Data items

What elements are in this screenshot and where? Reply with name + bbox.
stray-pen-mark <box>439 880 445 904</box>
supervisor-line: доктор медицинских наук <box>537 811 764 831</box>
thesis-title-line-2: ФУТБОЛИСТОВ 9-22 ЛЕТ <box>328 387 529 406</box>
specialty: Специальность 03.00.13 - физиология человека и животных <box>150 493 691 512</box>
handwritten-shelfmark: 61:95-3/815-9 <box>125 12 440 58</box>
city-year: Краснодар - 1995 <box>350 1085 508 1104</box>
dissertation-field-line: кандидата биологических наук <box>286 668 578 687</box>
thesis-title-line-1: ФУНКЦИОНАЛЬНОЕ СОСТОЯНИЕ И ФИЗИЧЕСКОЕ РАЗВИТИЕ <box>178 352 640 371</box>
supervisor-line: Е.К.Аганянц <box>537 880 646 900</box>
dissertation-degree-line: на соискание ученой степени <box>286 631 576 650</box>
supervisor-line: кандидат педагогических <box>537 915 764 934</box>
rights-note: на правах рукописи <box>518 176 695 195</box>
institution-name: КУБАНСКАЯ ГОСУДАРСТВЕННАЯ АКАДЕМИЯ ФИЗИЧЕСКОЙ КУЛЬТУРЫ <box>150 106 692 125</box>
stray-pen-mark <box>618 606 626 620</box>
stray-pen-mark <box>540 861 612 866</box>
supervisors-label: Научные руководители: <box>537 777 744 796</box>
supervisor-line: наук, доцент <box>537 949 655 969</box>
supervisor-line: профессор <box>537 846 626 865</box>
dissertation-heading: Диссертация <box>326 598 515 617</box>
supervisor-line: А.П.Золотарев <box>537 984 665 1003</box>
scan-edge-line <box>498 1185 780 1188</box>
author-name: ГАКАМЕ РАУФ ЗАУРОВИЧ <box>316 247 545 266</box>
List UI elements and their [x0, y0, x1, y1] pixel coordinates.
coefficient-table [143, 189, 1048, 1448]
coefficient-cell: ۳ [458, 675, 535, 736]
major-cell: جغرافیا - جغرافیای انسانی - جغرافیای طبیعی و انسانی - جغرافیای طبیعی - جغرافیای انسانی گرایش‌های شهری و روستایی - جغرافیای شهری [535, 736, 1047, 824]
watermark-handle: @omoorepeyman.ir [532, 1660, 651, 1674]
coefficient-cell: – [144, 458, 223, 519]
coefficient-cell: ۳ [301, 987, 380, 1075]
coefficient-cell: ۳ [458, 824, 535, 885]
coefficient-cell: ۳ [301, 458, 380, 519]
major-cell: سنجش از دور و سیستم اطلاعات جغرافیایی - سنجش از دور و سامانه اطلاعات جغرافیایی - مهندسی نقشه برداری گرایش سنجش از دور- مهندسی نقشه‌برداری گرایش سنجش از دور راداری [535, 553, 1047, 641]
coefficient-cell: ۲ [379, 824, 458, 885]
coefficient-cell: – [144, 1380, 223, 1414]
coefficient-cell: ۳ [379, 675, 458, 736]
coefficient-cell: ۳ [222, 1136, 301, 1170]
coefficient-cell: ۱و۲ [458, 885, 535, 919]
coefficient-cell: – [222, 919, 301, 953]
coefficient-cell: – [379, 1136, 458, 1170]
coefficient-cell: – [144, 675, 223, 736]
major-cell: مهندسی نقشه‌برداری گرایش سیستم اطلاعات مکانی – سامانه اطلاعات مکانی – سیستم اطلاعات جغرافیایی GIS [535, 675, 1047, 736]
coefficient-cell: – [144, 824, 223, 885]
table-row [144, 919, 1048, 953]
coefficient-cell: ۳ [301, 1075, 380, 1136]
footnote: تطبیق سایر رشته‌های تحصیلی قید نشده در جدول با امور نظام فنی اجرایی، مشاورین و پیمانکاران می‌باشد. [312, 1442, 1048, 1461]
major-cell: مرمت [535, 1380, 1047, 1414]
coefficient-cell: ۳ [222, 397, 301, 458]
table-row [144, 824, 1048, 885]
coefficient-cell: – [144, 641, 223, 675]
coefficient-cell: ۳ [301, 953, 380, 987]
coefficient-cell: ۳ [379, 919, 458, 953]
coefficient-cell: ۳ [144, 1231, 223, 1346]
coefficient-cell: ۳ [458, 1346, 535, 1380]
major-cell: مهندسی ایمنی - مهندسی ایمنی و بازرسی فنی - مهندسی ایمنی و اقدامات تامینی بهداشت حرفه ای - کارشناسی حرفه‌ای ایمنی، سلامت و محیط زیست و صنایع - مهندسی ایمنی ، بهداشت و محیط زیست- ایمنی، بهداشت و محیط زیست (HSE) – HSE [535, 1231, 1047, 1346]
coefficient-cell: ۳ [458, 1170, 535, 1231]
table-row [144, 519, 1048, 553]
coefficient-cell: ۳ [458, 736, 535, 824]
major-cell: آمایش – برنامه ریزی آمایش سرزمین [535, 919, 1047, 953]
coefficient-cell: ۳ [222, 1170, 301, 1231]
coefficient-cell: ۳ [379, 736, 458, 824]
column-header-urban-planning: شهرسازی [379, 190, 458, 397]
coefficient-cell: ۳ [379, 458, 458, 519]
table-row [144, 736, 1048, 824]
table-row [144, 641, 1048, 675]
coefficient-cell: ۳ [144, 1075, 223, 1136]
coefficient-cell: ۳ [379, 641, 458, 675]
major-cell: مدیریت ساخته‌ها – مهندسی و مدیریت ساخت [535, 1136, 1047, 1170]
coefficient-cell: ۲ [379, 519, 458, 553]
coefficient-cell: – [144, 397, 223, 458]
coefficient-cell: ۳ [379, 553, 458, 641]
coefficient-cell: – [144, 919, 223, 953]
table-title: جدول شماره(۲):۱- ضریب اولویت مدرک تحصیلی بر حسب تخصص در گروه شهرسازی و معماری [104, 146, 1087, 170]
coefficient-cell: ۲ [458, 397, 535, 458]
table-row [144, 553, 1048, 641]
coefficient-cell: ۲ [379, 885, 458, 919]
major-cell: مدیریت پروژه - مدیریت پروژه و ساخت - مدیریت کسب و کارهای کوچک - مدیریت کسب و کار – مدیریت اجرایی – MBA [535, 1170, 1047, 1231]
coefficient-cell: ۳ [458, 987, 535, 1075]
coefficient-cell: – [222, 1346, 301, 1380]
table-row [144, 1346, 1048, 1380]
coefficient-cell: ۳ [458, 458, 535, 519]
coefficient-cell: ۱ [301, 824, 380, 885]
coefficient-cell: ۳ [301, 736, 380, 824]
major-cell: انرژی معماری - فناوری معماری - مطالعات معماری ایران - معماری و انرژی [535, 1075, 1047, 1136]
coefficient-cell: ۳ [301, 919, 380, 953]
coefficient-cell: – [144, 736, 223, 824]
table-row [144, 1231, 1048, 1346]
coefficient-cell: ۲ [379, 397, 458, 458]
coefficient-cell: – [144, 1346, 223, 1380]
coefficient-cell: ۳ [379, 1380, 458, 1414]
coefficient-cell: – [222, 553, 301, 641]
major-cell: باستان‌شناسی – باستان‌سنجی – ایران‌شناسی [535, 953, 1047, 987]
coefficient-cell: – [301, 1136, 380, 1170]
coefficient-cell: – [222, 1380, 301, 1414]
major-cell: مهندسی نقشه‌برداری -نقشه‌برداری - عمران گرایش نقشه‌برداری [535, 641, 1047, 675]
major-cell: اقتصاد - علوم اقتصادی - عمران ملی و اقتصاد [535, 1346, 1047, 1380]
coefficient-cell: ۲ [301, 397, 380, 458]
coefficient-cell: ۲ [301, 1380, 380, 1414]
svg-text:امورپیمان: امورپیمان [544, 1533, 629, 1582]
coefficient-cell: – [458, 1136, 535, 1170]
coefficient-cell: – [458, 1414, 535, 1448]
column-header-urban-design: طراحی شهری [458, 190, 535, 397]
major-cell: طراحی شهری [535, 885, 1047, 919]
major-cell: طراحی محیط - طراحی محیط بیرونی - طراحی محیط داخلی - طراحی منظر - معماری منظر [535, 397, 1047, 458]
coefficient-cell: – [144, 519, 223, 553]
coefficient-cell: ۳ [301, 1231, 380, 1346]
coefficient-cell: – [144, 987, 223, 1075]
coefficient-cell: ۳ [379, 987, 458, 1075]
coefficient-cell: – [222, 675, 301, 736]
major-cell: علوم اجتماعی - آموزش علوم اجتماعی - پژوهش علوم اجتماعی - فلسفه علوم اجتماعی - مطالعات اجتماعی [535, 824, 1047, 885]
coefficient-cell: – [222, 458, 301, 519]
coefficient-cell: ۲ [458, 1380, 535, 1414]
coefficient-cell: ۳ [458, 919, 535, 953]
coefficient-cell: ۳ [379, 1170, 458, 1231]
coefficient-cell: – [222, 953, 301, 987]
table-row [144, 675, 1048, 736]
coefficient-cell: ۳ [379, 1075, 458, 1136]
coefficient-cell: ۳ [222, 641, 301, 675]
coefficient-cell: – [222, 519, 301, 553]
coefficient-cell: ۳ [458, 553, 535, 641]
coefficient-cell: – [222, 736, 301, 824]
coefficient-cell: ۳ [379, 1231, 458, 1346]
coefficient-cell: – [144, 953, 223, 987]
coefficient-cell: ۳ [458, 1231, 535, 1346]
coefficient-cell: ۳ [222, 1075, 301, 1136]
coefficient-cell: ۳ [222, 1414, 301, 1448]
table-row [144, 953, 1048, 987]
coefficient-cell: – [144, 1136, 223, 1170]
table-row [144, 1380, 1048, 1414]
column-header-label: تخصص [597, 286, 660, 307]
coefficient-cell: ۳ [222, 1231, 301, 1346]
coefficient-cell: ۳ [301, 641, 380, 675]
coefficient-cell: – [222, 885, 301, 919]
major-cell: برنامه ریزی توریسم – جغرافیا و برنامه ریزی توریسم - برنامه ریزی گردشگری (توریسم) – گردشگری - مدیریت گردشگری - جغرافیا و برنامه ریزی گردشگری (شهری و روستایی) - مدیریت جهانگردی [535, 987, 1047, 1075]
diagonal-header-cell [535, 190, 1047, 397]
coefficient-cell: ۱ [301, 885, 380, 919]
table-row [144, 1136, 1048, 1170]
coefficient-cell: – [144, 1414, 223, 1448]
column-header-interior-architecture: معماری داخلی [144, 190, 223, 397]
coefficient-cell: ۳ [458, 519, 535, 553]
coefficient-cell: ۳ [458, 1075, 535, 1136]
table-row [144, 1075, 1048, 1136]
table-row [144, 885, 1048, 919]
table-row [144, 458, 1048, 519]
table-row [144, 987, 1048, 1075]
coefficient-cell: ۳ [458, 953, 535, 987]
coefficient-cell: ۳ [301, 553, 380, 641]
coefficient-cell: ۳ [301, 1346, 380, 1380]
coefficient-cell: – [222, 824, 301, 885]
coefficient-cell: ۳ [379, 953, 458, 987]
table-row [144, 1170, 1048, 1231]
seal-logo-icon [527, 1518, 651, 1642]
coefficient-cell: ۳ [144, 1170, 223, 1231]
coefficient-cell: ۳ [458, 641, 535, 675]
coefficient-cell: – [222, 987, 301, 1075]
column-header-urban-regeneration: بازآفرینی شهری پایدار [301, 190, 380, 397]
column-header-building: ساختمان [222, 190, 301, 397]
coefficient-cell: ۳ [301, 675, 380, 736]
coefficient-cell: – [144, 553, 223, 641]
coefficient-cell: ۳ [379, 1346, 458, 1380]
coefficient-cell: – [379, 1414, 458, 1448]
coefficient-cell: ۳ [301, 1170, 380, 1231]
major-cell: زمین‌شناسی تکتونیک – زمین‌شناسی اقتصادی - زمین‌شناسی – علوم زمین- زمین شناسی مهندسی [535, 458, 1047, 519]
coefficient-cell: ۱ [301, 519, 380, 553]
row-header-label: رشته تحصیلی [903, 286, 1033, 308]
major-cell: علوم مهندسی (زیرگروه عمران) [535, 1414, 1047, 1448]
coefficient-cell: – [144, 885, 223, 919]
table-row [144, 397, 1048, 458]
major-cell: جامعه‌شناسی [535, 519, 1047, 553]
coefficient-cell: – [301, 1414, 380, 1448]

◆ **Requirements**
Reproduce the data items word for word, starting at the beginning of the data items and ending with the line that contains "handwritten-shelfmark: 61:95-3/815-9 <box>125". Include that final line and nothing after it.

◆ **Answer for this exercise**
What elements are in this screenshot and where? Reply with name + bbox.
stray-pen-mark <box>439 880 445 904</box>
supervisor-line: доктор медицинских наук <box>537 811 764 831</box>
thesis-title-line-2: ФУТБОЛИСТОВ 9-22 ЛЕТ <box>328 387 529 406</box>
specialty: Специальность 03.00.13 - физиология человека и животных <box>150 493 691 512</box>
handwritten-shelfmark: 61:95-3/815-9 <box>125 12 440 58</box>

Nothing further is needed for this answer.